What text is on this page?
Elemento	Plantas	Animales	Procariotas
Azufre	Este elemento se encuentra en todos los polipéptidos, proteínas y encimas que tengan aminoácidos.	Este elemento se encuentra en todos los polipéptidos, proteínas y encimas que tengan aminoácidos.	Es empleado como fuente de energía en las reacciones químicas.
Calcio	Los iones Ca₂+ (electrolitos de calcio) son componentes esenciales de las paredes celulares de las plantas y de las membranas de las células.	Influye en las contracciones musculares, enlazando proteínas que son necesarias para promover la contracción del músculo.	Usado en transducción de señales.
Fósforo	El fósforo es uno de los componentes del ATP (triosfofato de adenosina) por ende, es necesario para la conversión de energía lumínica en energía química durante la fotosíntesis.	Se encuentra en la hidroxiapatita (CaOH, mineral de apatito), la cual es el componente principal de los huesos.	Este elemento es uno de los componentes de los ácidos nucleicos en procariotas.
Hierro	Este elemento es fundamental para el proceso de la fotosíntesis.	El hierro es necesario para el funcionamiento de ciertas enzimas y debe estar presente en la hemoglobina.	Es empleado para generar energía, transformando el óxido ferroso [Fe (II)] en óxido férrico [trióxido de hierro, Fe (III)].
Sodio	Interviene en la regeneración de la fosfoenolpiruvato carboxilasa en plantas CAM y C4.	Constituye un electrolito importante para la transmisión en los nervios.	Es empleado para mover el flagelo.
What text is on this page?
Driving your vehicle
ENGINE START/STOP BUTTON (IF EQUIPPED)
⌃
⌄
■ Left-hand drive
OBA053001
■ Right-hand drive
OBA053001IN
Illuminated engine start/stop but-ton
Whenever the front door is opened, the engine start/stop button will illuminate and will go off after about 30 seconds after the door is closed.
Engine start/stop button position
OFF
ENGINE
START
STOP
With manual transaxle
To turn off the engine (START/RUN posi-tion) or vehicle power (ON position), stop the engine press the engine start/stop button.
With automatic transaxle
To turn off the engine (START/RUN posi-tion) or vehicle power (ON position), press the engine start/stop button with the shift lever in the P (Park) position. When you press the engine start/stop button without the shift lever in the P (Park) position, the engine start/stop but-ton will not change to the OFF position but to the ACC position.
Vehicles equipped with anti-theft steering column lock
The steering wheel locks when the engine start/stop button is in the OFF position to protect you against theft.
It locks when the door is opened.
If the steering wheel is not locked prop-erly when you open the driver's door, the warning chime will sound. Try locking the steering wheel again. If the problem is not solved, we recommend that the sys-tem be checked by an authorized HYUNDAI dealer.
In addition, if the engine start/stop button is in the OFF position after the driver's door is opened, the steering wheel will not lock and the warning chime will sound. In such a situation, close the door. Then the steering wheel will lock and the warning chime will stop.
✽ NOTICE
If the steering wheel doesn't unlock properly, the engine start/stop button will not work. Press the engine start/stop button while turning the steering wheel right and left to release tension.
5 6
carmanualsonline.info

> Instructions to follow: In the data above, count the lines where the word "encuentra" appears; reply with the number only.

> Output of the task: 2